__WRITTEN EXERCISE__.
Can you output the records below exactly as they are written?

__GIVEN RECORDS__.

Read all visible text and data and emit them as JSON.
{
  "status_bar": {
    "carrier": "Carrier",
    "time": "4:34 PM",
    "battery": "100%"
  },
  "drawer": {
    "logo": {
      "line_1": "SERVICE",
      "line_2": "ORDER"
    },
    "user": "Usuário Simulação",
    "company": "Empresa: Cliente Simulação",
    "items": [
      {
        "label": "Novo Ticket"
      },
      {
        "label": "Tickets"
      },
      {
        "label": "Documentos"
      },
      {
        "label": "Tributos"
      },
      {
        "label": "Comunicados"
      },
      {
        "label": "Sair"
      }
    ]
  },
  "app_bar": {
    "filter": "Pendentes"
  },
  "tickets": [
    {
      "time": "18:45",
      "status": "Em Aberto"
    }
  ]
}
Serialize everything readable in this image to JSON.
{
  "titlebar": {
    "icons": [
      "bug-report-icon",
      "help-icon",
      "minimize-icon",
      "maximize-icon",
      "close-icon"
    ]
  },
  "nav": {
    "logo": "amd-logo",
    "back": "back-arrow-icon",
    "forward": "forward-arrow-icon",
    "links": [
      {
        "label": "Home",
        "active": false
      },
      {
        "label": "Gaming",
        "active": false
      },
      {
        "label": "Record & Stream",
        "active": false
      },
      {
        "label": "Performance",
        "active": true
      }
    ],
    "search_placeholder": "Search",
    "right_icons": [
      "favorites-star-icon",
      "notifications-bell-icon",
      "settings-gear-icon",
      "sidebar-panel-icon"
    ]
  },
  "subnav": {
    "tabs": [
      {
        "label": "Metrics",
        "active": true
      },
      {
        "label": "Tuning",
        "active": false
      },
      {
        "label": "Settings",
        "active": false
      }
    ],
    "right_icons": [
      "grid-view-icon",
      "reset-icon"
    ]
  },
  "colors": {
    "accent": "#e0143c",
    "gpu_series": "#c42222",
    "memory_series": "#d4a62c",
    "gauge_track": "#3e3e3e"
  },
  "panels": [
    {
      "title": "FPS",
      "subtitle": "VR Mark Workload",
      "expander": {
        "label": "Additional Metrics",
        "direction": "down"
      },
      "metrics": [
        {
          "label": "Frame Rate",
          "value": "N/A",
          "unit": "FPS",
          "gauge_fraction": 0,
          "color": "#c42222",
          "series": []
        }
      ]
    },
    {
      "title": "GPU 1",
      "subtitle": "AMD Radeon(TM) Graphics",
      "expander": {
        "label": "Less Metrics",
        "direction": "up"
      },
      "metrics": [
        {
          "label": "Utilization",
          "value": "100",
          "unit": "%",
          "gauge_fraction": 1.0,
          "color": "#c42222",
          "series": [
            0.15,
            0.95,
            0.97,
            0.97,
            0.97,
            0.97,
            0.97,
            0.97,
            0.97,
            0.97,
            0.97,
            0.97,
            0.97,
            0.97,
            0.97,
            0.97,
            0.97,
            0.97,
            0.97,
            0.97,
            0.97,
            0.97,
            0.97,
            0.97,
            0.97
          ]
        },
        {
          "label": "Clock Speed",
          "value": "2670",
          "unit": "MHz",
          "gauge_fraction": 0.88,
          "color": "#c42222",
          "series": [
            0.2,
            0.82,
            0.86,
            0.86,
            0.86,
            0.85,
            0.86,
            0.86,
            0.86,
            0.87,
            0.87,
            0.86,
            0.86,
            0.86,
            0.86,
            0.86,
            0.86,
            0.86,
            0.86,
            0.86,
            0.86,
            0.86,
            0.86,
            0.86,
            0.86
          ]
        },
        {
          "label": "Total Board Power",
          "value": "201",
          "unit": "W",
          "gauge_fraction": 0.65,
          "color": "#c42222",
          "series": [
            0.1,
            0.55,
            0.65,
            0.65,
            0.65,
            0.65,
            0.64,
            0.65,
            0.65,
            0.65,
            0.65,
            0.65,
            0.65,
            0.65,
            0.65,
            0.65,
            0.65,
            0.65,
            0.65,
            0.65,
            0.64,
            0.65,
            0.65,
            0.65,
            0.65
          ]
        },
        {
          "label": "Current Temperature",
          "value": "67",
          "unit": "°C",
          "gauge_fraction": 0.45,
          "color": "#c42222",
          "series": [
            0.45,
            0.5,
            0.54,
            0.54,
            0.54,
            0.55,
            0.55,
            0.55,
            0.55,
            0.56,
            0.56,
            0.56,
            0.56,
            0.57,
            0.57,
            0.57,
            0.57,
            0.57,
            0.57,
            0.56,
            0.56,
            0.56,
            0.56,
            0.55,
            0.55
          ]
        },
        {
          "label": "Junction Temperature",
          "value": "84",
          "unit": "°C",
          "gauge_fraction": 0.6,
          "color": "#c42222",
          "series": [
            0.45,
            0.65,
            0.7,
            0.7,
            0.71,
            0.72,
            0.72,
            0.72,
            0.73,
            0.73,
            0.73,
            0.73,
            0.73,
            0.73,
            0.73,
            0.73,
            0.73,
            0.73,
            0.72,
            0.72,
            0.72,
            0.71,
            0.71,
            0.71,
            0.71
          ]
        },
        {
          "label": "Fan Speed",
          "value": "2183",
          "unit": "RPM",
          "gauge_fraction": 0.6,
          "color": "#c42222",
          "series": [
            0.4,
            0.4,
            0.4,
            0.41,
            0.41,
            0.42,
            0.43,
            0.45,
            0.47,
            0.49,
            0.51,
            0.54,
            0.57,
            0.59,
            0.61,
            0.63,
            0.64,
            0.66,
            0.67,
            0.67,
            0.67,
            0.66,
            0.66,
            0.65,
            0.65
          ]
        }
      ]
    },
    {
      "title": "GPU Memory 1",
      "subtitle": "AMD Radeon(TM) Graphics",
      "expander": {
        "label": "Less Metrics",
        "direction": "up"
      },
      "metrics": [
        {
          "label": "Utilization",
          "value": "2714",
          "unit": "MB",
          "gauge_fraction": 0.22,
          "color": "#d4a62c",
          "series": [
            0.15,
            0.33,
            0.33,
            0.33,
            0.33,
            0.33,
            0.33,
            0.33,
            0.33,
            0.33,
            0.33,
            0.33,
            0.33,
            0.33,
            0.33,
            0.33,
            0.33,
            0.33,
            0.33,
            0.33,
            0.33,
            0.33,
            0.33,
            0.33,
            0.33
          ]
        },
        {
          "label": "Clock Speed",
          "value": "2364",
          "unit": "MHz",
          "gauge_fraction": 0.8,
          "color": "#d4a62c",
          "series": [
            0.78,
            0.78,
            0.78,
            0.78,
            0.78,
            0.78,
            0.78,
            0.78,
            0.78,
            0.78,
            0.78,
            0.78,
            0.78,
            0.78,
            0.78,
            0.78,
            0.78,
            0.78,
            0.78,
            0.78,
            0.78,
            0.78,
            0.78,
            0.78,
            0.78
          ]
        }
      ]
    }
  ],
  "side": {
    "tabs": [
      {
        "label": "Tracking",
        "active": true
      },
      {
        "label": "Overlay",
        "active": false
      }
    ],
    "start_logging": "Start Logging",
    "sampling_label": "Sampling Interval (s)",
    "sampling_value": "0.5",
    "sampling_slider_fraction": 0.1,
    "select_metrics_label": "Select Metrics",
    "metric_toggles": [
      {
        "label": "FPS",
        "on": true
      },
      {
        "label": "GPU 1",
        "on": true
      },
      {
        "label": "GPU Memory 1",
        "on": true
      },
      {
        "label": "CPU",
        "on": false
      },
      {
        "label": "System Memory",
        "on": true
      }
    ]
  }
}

__ANSWER FOR THIS EXERCISE__.
Read all visible text and data and emit them as JSON.
{
  "status_bar": {
    "carrier": "Carrier",
    "time": "4:34 PM",
    "battery": "100%"
  },
  "drawer": {
    "logo": {
      "line_1": "SERVICE",
      "line_2": "ORDER"
    },
    "user": "Usuário Simulação",
    "company": "Empresa: Cliente Simulação",
    "items": [
      {
        "label": "Novo Ticket"
      },
      {
        "label": "Tickets"
      },
      {
        "label": "Documentos"
      },
      {
        "label": "Tributos"
      },
      {
        "label": "Comunicados"
      },
      {
        "label": "Sair"
      }
    ]
  },
  "app_bar": {
    "filter": "Pendentes"
  },
  "tickets": [
    {
      "time": "18:45",
      "status": "Em Aberto"
    }
  ]
}
Serialize everything readable in this image to JSON.
{
  "titlebar": {
    "icons": [
      "bug-report-icon",
      "help-icon",
      "minimize-icon",
      "maximize-icon",
      "close-icon"
    ]
  },
  "nav": {
    "logo": "amd-logo",
    "back": "back-arrow-icon",
    "forward": "forward-arrow-icon",
    "links": [
      {
        "label": "Home",
        "active": false
      },
      {
        "label": "Gaming",
        "active": false
      },
      {
        "label": "Record & Stream",
        "active": false
      },
      {
        "label": "Performance",
        "active": true
      }
    ],
    "search_placeholder": "Search",
    "right_icons": [
      "favorites-star-icon",
      "notifications-bell-icon",
      "settings-gear-icon",
      "sidebar-panel-icon"
    ]
  },
  "subnav": {
    "tabs": [
      {
        "label": "Metrics",
        "active": true
      },
      {
        "label": "Tuning",
        "active": false
      },
      {
        "label": "Settings",
        "active": false
      }
    ],
    "right_icons": [
      "grid-view-icon",
      "reset-icon"
    ]
  },
  "colors": {
    "accent": "#e0143c",
    "gpu_series": "#c42222",
    "memory_series": "#d4a62c",
    "gauge_track": "#3e3e3e"
  },
  "panels": [
    {
      "title": "FPS",
      "subtitle": "VR Mark Workload",
      "expander": {
        "label": "Additional Metrics",
        "direction": "down"
      },
      "metrics": [
        {
          "label": "Frame Rate",
          "value": "N/A",
          "unit": "FPS",
          "gauge_fraction": 0,
          "color": "#c42222",
          "series": []
        }
      ]
    },
    {
      "title": "GPU 1",
      "subtitle": "AMD Radeon(TM) Graphics",
      "expander": {
        "label": "Less Metrics",
        "direction": "up"
      },
      "metrics": [
        {
          "label": "Utilization",
          "value": "100",
          "unit": "%",
          "gauge_fraction": 1.0,
          "color": "#c42222",
          "series": [
            0.15,
            0.95,
            0.97,
            0.97,
            0.97,
            0.97,
            0.97,
            0.97,
            0.97,
            0.97,
            0.97,
            0.97,
            0.97,
            0.97,
            0.97,
            0.97,
            0.97,
            0.97,
            0.97,
            0.97,
            0.97,
            0.97,
            0.97,
            0.97,
            0.97
          ]
        },
        {
          "label": "Clock Speed",
          "value": "2670",
          "unit": "MHz",
          "gauge_fraction": 0.88,
          "color": "#c42222",
          "series": [
            0.2,
            0.82,
            0.86,
            0.86,
            0.86,
            0.85,
            0.86,
            0.86,
            0.86,
            0.87,
            0.87,
            0.86,
            0.86,
            0.86,
            0.86,
            0.86,
            0.86,
            0.86,
            0.86,
            0.86,
            0.86,
            0.86,
            0.86,
            0.86,
            0.86
          ]
        },
        {
          "label": "Total Board Power",
          "value": "201",
          "unit": "W",
          "gauge_fraction": 0.65,
          "color": "#c42222",
          "series": [
            0.1,
            0.55,
            0.65,
            0.65,
            0.65,
            0.65,
            0.64,
            0.65,
            0.65,
            0.65,
            0.65,
            0.65,
            0.65,
            0.65,
            0.65,
            0.65,
            0.65,
            0.65,
            0.65,
            0.65,
            0.64,
            0.65,
            0.65,
            0.65,
            0.65
          ]
        },
        {
          "label": "Current Temperature",
          "value": "67",
          "unit": "°C",
          "gauge_fraction": 0.45,
          "color": "#c42222",
          "series": [
            0.45,
            0.5,
            0.54,
            0.54,
            0.54,
            0.55,
            0.55,
            0.55,
            0.55,
            0.56,
            0.56,
            0.56,
            0.56,
            0.57,
            0.57,
            0.57,
            0.57,
            0.57,
            0.57,
            0.56,
            0.56,
            0.56,
            0.56,
            0.55,
            0.55
          ]
        },
        {
          "label": "Junction Temperature",
          "value": "84",
          "unit": "°C",
          "gauge_fraction": 0.6,
          "color": "#c42222",
          "series": [
            0.45,
            0.65,
            0.7,
            0.7,
            0.71,
            0.72,
            0.72,
            0.72,
            0.73,
            0.73,
            0.73,
            0.73,
            0.73,
            0.73,
            0.73,
            0.73,
            0.73,
            0.73,
            0.72,
            0.72,
            0.72,
            0.71,
            0.71,
            0.71,
            0.71
          ]
        },
        {
          "label": "Fan Speed",
          "value": "2183",
          "unit": "RPM",
          "gauge_fraction": 0.6,
          "color": "#c42222",
          "series": [
            0.4,
            0.4,
            0.4,
            0.41,
            0.41,
            0.42,
            0.43,
            0.45,
            0.47,
            0.49,
            0.51,
            0.54,
            0.57,
            0.59,
            0.61,
            0.63,
            0.64,
            0.66,
            0.67,
            0.67,
            0.67,
            0.66,
            0.66,
            0.65,
            0.65
          ]
        }
      ]
    },
    {
      "title": "GPU Memory 1",
      "subtitle": "AMD Radeon(TM) Graphics",
      "expander": {
        "label": "Less Metrics",
        "direction": "up"
      },
      "metrics": [
        {
          "label": "Utilization",
          "value": "2714",
          "unit": "MB",
          "gauge_fraction": 0.22,
          "color": "#d4a62c",
          "series": [
            0.15,
            0.33,
            0.33,
            0.33,
            0.33,
            0.33,
            0.33,
            0.33,
            0.33,
            0.33,
            0.33,
            0.33,
            0.33,
            0.33,
            0.33,
            0.33,
            0.33,
            0.33,
            0.33,
            0.33,
            0.33,
            0.33,
            0.33,
            0.33,
            0.33
          ]
        },
        {
          "label": "Clock Speed",
          "value": "2364",
          "unit": "MHz",
          "gauge_fraction": 0.8,
          "color": "#d4a62c",
          "series": [
            0.78,
            0.78,
            0.78,
            0.78,
            0.78,
            0.78,
            0.78,
            0.78,
            0.78,
            0.78,
            0.78,
            0.78,
            0.78,
            0.78,
            0.78,
            0.78,
            0.78,
            0.78,
            0.78,
            0.78,
            0.78,
            0.78,
            0.78,
            0.78,
            0.78
          ]
        }
      ]
    }
  ],
  "side": {
    "tabs": [
      {
        "label": "Tracking",
        "active": true
      },
      {
        "label": "Overlay",
        "active": false
      }
    ],
    "start_logging": "Start Logging",
    "sampling_label": "Sampling Interval (s)",
    "sampling_value": "0.5",
    "sampling_slider_fraction": 0.1,
    "select_metrics_label": "Select Metrics",
    "metric_toggles": [
      {
        "label": "FPS",
        "on": true
      },
      {
        "label": "GPU 1",
        "on": true
      },
      {
        "label": "GPU Memory 1",
        "on": true
      },
      {
        "label": "CPU",
        "on": false
      },
      {
        "label": "System Memory",
        "on": true
      }
    ]
  }
}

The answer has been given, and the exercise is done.